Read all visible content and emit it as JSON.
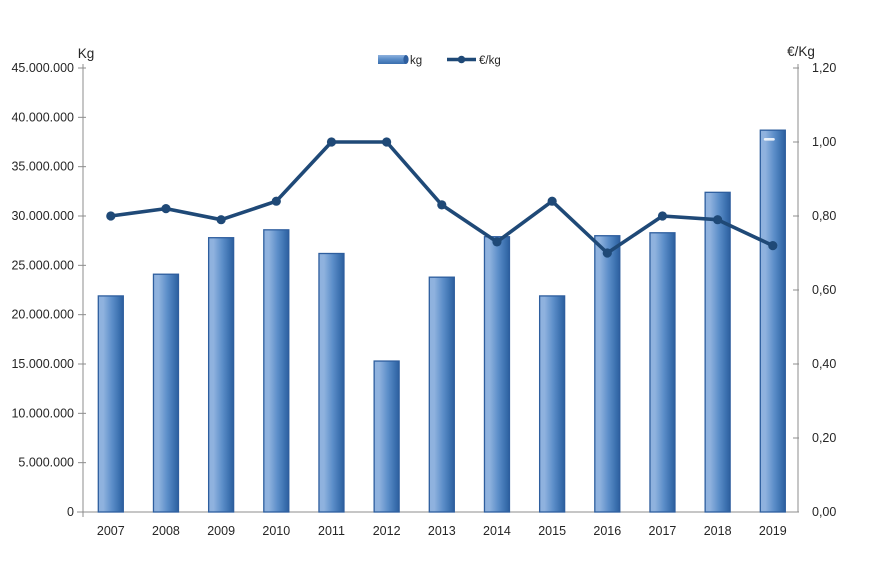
{
  "chart_data": {
    "type": "bar+line",
    "title": "",
    "categories": [
      "2007",
      "2008",
      "2009",
      "2010",
      "2011",
      "2012",
      "2013",
      "2014",
      "2015",
      "2016",
      "2017",
      "2018",
      "2019"
    ],
    "series": [
      {
        "name": "kg",
        "type": "bar",
        "axis": "left",
        "values": [
          21900000,
          24100000,
          27800000,
          28600000,
          26200000,
          15300000,
          23800000,
          27900000,
          21900000,
          28000000,
          28300000,
          32400000,
          38700000
        ]
      },
      {
        "name": "€/kg",
        "type": "line",
        "axis": "right",
        "values": [
          0.8,
          0.82,
          0.79,
          0.84,
          1.0,
          1.0,
          0.83,
          0.73,
          0.84,
          0.7,
          0.8,
          0.79,
          0.72
        ]
      }
    ],
    "left_axis": {
      "title": "Kg",
      "min": 0,
      "max": 45000000,
      "tick_labels": [
        "45.000.000",
        "40.000.000",
        "35.000.000",
        "30.000.000",
        "25.000.000",
        "20.000.000",
        "15.000.000",
        "10.000.000",
        "5.000.000",
        "0"
      ]
    },
    "right_axis": {
      "title": "€/Kg",
      "min": 0,
      "max": 1.2,
      "tick_labels": [
        "1,20",
        "1,00",
        "0,80",
        "0,60",
        "0,40",
        "0,20",
        "0,00"
      ]
    },
    "legend": {
      "position": "top-center",
      "items": [
        {
          "label": "kg",
          "marker": "bar-swatch"
        },
        {
          "label": "€/kg",
          "marker": "line-marker"
        }
      ]
    },
    "grid": false,
    "colors": {
      "bar_light": "#8FB2DE",
      "bar_mid": "#5C8EC9",
      "bar_dark": "#3A6FAE",
      "bar_edge": "#2E5E9E",
      "line": "#1F4977",
      "axis": "#8C8C8C",
      "text": "#262626"
    }
  }
}
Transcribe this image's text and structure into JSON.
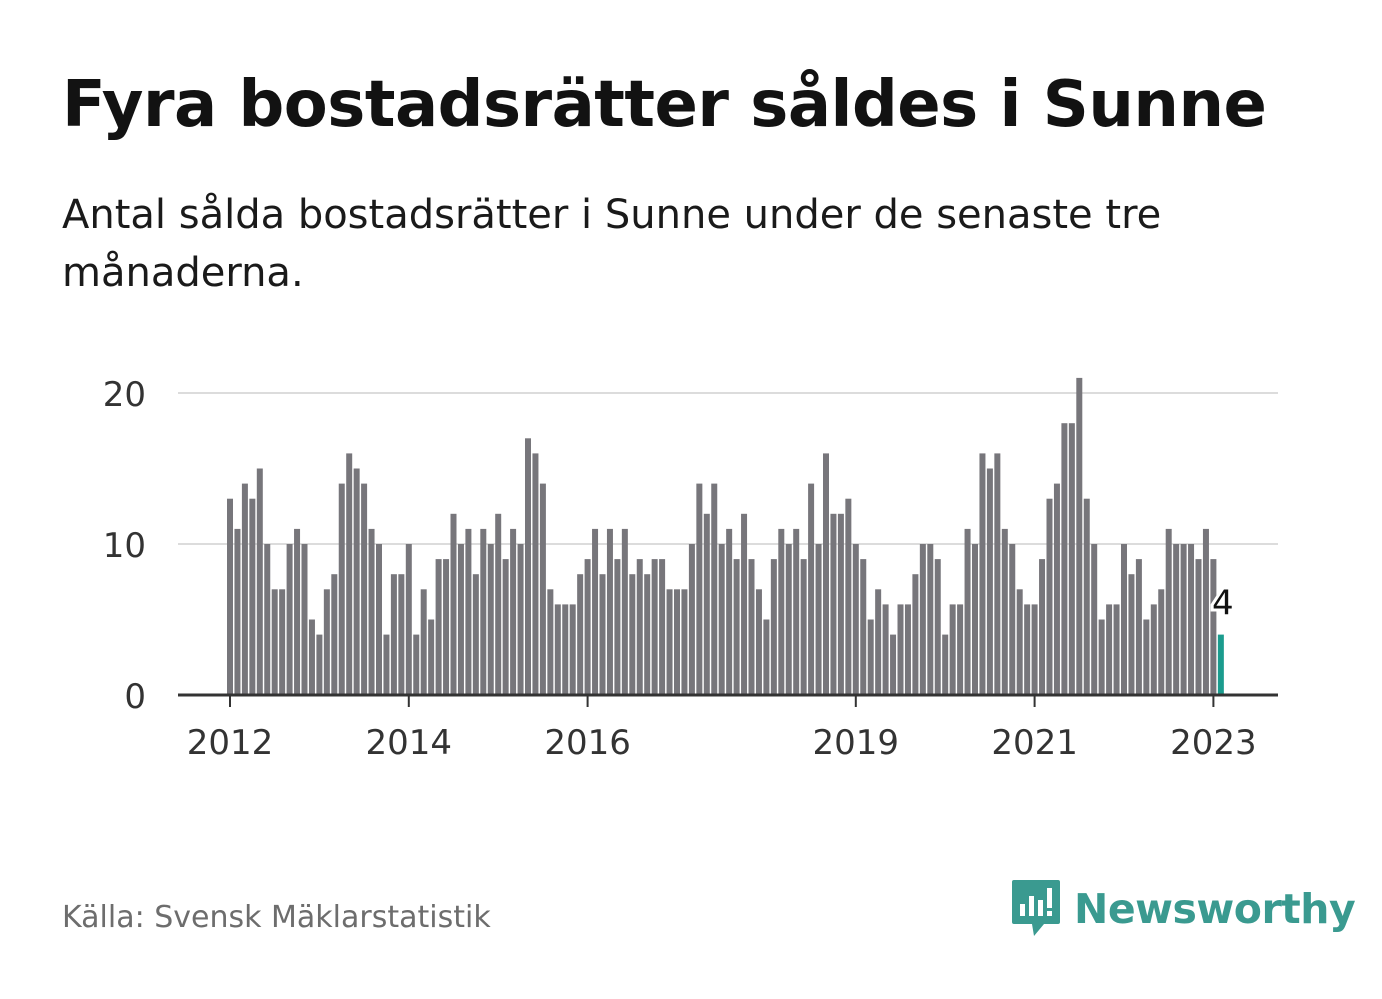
{
  "title": "Fyra bostadsrätter såldes i Sunne",
  "subtitle": "Antal sålda bostadsrätter i Sunne under de senaste tre månaderna.",
  "source": "Källa: Svensk Mäklarstatistik",
  "brand": {
    "name": "Newsworthy",
    "icon": "newsworthy-logo-icon",
    "color": "#3a9a90"
  },
  "chart_data": {
    "type": "bar",
    "start": "2012-01",
    "frequency": "monthly",
    "values": [
      13,
      11,
      14,
      13,
      15,
      10,
      7,
      7,
      10,
      11,
      10,
      5,
      4,
      7,
      8,
      14,
      16,
      15,
      14,
      11,
      10,
      4,
      8,
      8,
      10,
      4,
      7,
      5,
      9,
      9,
      12,
      10,
      11,
      8,
      11,
      10,
      12,
      9,
      11,
      10,
      17,
      16,
      14,
      7,
      6,
      6,
      6,
      8,
      9,
      11,
      8,
      11,
      9,
      11,
      8,
      9,
      8,
      9,
      9,
      7,
      7,
      7,
      10,
      14,
      12,
      14,
      10,
      11,
      9,
      12,
      9,
      7,
      5,
      9,
      11,
      10,
      11,
      9,
      14,
      10,
      16,
      12,
      12,
      13,
      10,
      9,
      5,
      7,
      6,
      4,
      6,
      6,
      8,
      10,
      10,
      9,
      4,
      6,
      6,
      11,
      10,
      16,
      15,
      16,
      11,
      10,
      7,
      6,
      6,
      9,
      13,
      14,
      18,
      18,
      21,
      13,
      10,
      5,
      6,
      6,
      10,
      8,
      9,
      5,
      6,
      7,
      11,
      10,
      10,
      10,
      9,
      11,
      9,
      4
    ],
    "y_ticks": [
      0,
      10,
      20
    ],
    "ylim": [
      0,
      21
    ],
    "x_ticks": [
      "2012",
      "2014",
      "2016",
      "2019",
      "2021",
      "2023"
    ],
    "highlight_label": "4",
    "bar_color": "#77767b",
    "highlight_color": "#1b9c8e",
    "grid": true
  }
}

What the task requires:
All of the material above needs to be restated exactly, with no pictures.

Output for this exercise:
Read all visible content and emit it as JSON.
{
  "chart_data": {
    "type": "bar+line",
    "title": "",
    "categories": [
      "2007",
      "2008",
      "2009",
      "2010",
      "2011",
      "2012",
      "2013",
      "2014",
      "2015",
      "2016",
      "2017",
      "2018",
      "2019"
    ],
    "series": [
      {
        "name": "kg",
        "type": "bar",
        "axis": "left",
        "values": [
          21900000,
          24100000,
          27800000,
          28600000,
          26200000,
          15300000,
          23800000,
          27900000,
          21900000,
          28000000,
          28300000,
          32400000,
          38700000
        ]
      },
      {
        "name": "€/kg",
        "type": "line",
        "axis": "right",
        "values": [
          0.8,
          0.82,
          0.79,
          0.84,
          1.0,
          1.0,
          0.83,
          0.73,
          0.84,
          0.7,
          0.8,
          0.79,
          0.72
        ]
      }
    ],
    "left_axis": {
      "title": "Kg",
      "min": 0,
      "max": 45000000,
      "tick_labels": [
        "45.000.000",
        "40.000.000",
        "35.000.000",
        "30.000.000",
        "25.000.000",
        "20.000.000",
        "15.000.000",
        "10.000.000",
        "5.000.000",
        "0"
      ]
    },
    "right_axis": {
      "title": "€/Kg",
      "min": 0,
      "max": 1.2,
      "tick_labels": [
        "1,20",
        "1,00",
        "0,80",
        "0,60",
        "0,40",
        "0,20",
        "0,00"
      ]
    },
    "legend": {
      "position": "top-center",
      "items": [
        {
          "label": "kg",
          "marker": "bar-swatch"
        },
        {
          "label": "€/kg",
          "marker": "line-marker"
        }
      ]
    },
    "grid": false,
    "colors": {
      "bar_light": "#8FB2DE",
      "bar_mid": "#5C8EC9",
      "bar_dark": "#3A6FAE",
      "bar_edge": "#2E5E9E",
      "line": "#1F4977",
      "axis": "#8C8C8C",
      "text": "#262626"
    }
  }
}
Transcribe this image's text and structure into JSON.
{
  "title": "Fyra bostadsrätter såldes i Sunne",
  "subtitle": "Antal sålda bostadsrätter i Sunne under de senaste tre månaderna.",
  "source": "Källa: Svensk Mäklarstatistik",
  "brand": {
    "name": "Newsworthy",
    "icon": "newsworthy-logo-icon",
    "color": "#3a9a90"
  },
  "chart_data": {
    "type": "bar",
    "start": "2012-01",
    "frequency": "monthly",
    "values": [
      13,
      11,
      14,
      13,
      15,
      10,
      7,
      7,
      10,
      11,
      10,
      5,
      4,
      7,
      8,
      14,
      16,
      15,
      14,
      11,
      10,
      4,
      8,
      8,
      10,
      4,
      7,
      5,
      9,
      9,
      12,
      10,
      11,
      8,
      11,
      10,
      12,
      9,
      11,
      10,
      17,
      16,
      14,
      7,
      6,
      6,
      6,
      8,
      9,
      11,
      8,
      11,
      9,
      11,
      8,
      9,
      8,
      9,
      9,
      7,
      7,
      7,
      10,
      14,
      12,
      14,
      10,
      11,
      9,
      12,
      9,
      7,
      5,
      9,
      11,
      10,
      11,
      9,
      14,
      10,
      16,
      12,
      12,
      13,
      10,
      9,
      5,
      7,
      6,
      4,
      6,
      6,
      8,
      10,
      10,
      9,
      4,
      6,
      6,
      11,
      10,
      16,
      15,
      16,
      11,
      10,
      7,
      6,
      6,
      9,
      13,
      14,
      18,
      18,
      21,
      13,
      10,
      5,
      6,
      6,
      10,
      8,
      9,
      5,
      6,
      7,
      11,
      10,
      10,
      10,
      9,
      11,
      9,
      4
    ],
    "y_ticks": [
      0,
      10,
      20
    ],
    "ylim": [
      0,
      21
    ],
    "x_ticks": [
      "2012",
      "2014",
      "2016",
      "2019",
      "2021",
      "2023"
    ],
    "highlight_label": "4",
    "bar_color": "#77767b",
    "highlight_color": "#1b9c8e",
    "grid": true
  }
}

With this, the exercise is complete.